Find each line with the word "grid" and copy it.

Records excerpted from a collection
## BEGIN
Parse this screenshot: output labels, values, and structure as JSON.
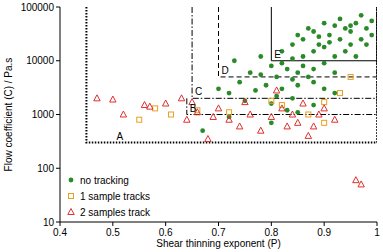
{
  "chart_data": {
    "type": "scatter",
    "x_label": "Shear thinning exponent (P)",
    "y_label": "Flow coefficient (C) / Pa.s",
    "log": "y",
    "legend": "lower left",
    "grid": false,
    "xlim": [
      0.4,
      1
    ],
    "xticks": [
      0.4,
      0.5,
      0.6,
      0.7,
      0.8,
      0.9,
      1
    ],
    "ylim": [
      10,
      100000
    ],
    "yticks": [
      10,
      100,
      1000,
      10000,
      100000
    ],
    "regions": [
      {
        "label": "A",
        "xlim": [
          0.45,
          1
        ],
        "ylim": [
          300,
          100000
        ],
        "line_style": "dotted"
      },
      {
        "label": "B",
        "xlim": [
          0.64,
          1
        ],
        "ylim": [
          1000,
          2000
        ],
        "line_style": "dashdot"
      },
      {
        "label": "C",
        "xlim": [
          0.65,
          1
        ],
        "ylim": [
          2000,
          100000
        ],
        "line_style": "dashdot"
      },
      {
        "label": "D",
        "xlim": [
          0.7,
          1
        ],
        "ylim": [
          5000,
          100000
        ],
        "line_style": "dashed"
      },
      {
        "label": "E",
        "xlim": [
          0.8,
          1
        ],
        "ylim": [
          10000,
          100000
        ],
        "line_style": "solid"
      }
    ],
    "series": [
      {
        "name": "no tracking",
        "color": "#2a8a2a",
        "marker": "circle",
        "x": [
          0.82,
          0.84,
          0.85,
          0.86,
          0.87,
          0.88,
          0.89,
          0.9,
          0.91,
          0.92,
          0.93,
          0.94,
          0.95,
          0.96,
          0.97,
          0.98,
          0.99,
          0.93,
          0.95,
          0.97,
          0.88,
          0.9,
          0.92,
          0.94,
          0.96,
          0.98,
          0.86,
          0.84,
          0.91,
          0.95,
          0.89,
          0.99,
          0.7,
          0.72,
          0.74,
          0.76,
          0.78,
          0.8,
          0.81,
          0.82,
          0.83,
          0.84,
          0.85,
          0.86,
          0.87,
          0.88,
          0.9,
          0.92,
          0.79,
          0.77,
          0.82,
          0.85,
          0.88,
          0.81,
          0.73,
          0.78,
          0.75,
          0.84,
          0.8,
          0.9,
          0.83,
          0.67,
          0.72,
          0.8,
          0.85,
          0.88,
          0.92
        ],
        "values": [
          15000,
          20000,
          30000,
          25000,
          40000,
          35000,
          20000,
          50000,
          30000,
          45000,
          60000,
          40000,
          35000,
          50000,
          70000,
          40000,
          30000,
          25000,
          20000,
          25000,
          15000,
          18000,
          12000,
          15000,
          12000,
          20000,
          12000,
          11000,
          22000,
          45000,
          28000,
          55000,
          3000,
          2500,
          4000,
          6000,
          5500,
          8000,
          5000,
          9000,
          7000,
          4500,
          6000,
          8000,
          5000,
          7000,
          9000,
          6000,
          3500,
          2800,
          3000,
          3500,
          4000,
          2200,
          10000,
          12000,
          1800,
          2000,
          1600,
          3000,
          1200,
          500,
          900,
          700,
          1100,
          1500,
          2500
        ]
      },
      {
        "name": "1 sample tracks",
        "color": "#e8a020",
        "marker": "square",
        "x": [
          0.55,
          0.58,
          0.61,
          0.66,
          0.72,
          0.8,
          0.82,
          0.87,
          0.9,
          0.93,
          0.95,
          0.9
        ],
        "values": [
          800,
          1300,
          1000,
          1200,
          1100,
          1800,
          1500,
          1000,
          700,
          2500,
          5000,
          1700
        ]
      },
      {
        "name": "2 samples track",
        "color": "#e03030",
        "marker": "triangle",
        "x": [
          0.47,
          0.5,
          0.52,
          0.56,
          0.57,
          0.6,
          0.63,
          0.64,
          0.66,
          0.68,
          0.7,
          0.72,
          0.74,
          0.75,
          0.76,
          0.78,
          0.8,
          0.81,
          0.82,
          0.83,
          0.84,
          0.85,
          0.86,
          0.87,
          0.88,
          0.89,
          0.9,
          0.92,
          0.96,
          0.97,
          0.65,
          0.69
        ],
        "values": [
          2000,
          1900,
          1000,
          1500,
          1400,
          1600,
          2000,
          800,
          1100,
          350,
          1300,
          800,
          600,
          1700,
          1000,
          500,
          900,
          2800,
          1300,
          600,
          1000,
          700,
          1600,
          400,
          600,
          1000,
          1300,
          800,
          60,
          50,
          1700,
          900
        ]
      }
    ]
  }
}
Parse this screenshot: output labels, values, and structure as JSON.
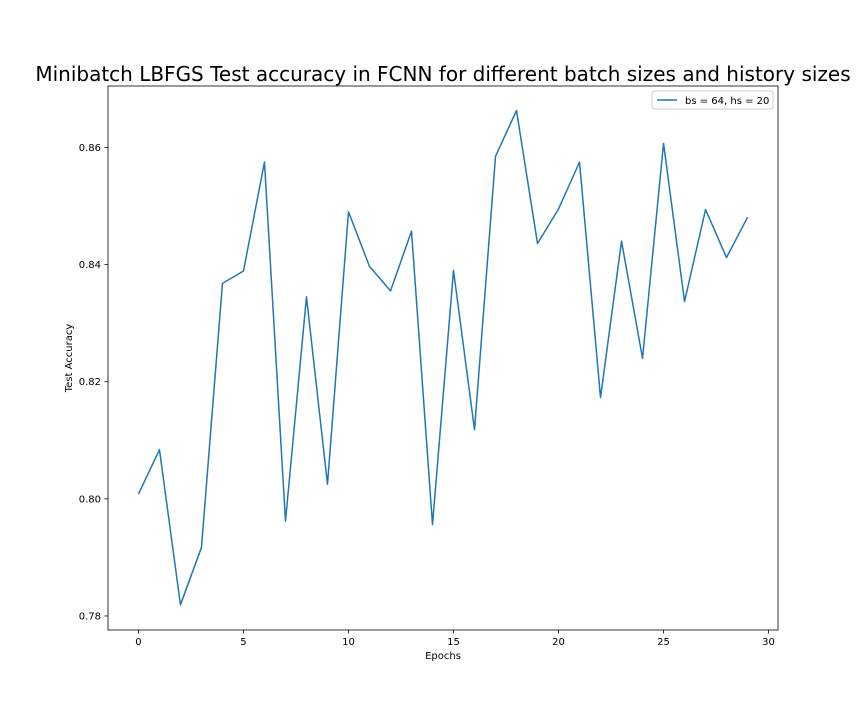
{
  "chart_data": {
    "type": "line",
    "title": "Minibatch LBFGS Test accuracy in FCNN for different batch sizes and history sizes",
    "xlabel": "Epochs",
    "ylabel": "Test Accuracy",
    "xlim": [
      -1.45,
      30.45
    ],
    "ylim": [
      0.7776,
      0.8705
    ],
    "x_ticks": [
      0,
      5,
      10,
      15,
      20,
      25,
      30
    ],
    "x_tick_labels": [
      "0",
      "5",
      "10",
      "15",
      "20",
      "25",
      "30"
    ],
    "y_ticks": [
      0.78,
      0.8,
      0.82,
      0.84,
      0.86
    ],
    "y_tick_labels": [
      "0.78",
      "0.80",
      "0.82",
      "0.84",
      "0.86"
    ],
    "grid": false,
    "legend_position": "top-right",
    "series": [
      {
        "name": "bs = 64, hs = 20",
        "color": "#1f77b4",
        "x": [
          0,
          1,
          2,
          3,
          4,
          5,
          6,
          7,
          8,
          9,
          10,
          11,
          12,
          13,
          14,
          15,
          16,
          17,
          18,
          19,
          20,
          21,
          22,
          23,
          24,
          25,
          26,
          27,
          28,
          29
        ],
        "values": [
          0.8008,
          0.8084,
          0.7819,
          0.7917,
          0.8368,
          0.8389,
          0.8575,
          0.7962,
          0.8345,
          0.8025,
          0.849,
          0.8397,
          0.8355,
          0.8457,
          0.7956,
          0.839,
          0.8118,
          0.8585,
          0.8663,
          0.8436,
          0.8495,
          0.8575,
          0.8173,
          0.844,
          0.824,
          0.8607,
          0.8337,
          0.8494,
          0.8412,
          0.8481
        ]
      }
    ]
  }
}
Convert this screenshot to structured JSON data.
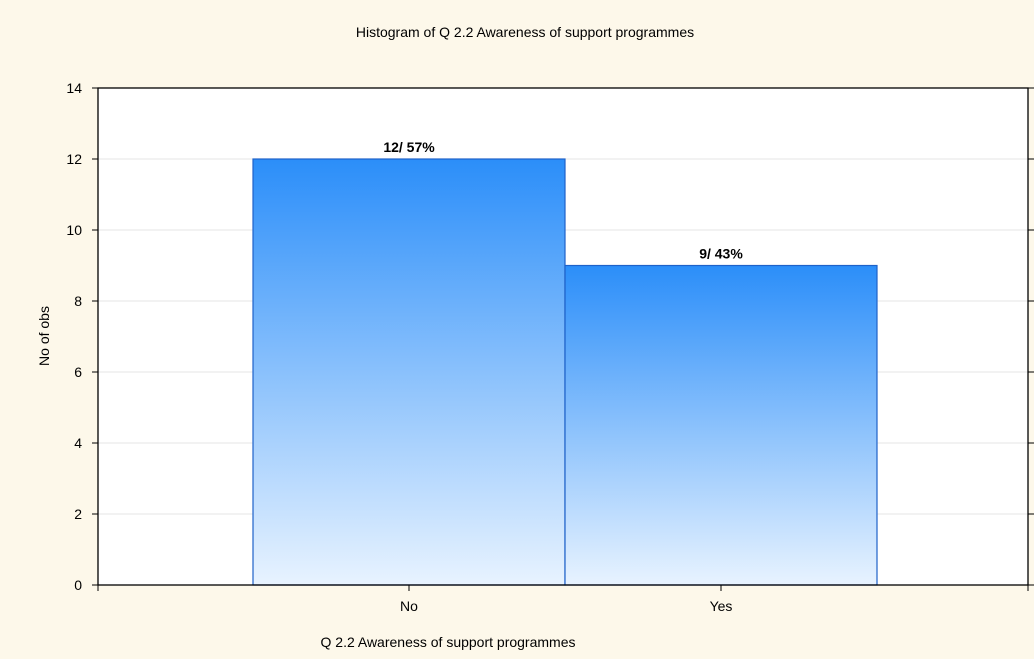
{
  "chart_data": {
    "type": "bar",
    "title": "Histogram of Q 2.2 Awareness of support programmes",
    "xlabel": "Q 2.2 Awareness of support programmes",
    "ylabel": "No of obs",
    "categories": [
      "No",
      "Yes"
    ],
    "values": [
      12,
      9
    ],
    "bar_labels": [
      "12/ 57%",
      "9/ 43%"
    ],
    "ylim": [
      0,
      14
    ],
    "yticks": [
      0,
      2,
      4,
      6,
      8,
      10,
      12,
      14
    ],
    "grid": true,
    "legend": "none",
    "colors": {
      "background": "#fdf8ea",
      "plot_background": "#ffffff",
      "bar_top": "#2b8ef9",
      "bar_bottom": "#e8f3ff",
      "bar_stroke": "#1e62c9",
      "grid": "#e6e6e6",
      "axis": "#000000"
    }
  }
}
## END
ANSWER TO THE TASK >>
    "grid": false,
    "grid": false,
    "grid": true,
      "grid": "#e6e6e6",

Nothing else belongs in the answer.